====== Record extracts
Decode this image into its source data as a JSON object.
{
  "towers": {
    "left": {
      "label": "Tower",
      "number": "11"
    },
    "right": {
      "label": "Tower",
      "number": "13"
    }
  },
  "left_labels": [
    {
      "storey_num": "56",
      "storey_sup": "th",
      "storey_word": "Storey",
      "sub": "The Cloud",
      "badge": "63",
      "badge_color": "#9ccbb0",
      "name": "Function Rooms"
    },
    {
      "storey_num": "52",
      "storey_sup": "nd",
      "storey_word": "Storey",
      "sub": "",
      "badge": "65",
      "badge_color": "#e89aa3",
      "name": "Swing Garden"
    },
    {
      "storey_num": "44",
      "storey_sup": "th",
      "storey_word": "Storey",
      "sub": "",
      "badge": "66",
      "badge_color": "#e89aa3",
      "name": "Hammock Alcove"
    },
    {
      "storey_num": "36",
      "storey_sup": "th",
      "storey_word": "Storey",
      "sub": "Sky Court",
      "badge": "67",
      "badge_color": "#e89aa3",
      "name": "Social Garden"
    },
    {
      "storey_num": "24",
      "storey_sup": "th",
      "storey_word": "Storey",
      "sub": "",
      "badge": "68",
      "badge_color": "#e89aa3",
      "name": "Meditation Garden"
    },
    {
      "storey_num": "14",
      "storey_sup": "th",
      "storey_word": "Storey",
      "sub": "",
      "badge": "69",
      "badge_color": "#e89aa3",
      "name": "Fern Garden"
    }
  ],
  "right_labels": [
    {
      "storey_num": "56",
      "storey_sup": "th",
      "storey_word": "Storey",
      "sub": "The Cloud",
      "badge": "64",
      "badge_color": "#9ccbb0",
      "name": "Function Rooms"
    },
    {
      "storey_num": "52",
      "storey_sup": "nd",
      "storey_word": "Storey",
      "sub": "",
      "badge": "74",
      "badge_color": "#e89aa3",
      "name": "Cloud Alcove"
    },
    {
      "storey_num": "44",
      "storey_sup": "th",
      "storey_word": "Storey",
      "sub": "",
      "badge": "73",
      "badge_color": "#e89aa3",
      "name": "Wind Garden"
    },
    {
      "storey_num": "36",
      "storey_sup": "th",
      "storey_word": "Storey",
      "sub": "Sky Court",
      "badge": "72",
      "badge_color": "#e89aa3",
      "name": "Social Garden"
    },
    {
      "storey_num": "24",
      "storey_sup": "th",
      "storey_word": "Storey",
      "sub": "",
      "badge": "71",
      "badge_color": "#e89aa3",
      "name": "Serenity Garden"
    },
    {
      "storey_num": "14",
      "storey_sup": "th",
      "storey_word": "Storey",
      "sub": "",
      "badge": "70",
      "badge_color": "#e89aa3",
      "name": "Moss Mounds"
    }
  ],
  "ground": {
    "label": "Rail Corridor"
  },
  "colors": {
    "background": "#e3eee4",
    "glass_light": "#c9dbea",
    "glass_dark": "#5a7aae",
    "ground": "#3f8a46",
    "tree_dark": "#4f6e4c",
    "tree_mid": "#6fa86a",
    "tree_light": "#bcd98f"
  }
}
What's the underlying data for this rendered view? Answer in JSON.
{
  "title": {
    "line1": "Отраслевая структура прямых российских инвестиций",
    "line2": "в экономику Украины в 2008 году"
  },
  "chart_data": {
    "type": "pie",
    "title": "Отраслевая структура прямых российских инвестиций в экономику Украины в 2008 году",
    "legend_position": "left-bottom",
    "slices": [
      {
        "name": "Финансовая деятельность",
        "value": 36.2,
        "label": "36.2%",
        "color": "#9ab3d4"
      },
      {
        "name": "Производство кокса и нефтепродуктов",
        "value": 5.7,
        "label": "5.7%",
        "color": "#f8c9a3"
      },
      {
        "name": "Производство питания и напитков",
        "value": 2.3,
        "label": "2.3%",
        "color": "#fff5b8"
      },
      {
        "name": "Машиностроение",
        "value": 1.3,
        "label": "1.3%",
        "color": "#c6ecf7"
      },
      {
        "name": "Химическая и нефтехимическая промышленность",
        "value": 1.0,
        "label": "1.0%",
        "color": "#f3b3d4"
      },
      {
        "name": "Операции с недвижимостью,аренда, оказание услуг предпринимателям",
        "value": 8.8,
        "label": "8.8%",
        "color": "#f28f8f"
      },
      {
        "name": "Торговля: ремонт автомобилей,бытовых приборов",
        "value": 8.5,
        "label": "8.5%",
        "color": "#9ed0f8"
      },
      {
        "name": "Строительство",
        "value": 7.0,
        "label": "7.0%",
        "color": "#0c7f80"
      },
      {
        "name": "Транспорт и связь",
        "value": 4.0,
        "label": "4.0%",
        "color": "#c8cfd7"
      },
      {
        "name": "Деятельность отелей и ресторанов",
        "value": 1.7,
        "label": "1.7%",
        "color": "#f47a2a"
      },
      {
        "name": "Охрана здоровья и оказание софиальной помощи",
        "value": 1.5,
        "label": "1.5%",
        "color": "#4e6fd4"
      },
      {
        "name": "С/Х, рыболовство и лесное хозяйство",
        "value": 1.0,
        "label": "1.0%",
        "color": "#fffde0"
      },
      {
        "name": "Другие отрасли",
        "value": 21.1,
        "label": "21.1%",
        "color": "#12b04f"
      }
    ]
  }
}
============
Identify each line of the material where the word "инвестиций" shows up, and copy it.

§ Problem solution:
    "line1": "Отраслевая структура прямых российских инвестиций",
    "title": "Отраслевая структура прямых российских инвестиций в экономику Украины в 2008 году",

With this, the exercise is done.